Do this:
Gather all lines in the entries that include the word "Simulations".

·····

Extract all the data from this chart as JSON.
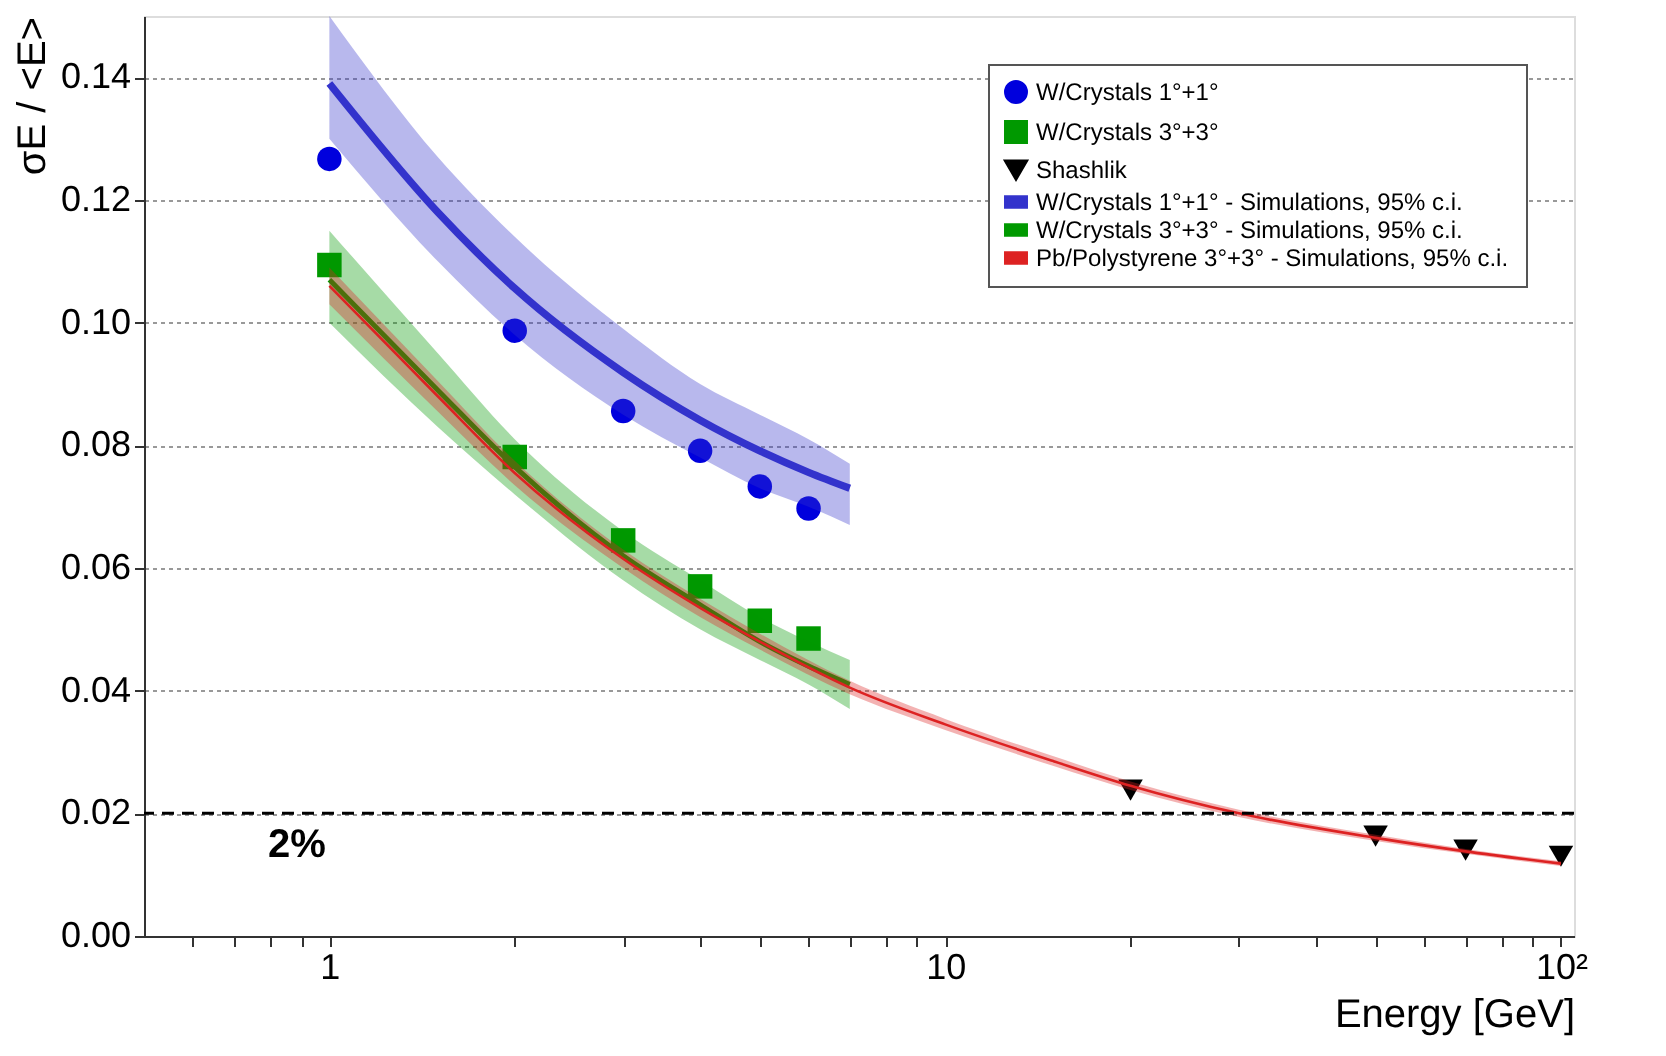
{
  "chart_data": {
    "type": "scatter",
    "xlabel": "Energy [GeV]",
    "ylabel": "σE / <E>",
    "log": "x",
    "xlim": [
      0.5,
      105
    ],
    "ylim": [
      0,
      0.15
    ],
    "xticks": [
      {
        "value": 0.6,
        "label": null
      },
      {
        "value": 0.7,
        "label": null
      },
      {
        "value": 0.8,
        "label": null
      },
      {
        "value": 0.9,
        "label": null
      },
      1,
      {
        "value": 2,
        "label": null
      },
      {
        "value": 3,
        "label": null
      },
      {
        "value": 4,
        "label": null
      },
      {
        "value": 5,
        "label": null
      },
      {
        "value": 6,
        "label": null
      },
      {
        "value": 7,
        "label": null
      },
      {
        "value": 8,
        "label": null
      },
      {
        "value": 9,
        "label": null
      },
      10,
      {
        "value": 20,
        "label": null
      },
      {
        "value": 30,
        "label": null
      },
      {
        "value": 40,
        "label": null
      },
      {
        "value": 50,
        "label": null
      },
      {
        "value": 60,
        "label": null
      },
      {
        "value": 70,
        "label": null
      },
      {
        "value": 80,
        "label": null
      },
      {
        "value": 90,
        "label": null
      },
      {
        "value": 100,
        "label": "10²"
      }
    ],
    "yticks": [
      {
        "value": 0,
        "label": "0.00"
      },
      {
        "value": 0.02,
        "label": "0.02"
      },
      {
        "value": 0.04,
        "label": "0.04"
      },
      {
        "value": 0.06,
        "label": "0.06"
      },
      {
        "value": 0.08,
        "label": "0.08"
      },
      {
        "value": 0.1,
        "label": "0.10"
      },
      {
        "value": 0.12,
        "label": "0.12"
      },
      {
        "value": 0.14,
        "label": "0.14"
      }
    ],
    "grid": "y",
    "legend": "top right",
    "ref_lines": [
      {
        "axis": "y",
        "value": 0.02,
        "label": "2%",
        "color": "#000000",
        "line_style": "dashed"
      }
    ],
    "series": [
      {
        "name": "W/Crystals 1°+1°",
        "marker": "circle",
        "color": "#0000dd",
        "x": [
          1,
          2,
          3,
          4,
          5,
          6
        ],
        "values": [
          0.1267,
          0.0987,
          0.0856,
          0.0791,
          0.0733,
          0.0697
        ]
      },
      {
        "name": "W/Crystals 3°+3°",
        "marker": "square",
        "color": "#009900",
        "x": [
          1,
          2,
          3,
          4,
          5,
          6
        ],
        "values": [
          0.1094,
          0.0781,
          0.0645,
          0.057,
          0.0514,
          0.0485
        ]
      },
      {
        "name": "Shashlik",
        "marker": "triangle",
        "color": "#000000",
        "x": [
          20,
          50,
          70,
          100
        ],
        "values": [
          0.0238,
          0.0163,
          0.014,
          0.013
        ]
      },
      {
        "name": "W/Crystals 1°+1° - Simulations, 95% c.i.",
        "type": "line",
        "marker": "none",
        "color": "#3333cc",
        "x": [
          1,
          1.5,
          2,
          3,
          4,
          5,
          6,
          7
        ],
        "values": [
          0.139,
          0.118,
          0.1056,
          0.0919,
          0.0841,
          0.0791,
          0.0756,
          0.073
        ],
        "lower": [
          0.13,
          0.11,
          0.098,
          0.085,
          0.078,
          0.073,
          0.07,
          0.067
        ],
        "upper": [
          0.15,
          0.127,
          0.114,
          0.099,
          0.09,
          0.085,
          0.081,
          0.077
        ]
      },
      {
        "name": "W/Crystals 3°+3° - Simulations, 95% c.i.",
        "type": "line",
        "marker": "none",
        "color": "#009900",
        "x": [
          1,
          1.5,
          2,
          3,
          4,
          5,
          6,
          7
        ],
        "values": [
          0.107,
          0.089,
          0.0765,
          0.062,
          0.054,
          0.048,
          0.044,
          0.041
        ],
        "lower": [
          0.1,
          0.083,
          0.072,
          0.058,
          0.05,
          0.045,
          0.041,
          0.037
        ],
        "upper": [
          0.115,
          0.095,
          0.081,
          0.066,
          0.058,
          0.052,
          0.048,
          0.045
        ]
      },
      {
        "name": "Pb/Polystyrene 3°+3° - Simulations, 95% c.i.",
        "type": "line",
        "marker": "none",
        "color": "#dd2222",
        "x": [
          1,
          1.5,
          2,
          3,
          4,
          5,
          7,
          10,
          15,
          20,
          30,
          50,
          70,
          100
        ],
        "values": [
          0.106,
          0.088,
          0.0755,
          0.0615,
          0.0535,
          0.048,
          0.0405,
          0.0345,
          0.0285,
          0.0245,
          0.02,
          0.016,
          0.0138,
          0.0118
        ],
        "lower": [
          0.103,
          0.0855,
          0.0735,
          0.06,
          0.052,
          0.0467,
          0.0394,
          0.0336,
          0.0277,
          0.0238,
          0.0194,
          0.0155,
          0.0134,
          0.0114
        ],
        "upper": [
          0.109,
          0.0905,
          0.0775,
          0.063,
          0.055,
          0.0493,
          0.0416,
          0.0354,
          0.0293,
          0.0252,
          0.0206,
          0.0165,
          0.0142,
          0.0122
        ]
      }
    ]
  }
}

·····

Finished exercise:
        "name": "W/Crystals 1°+1° - Simulations, 95% c.i.",
        "name": "W/Crystals 3°+3° - Simulations, 95% c.i.",
        "name": "Pb/Polystyrene 3°+3° - Simulations, 95% c.i.",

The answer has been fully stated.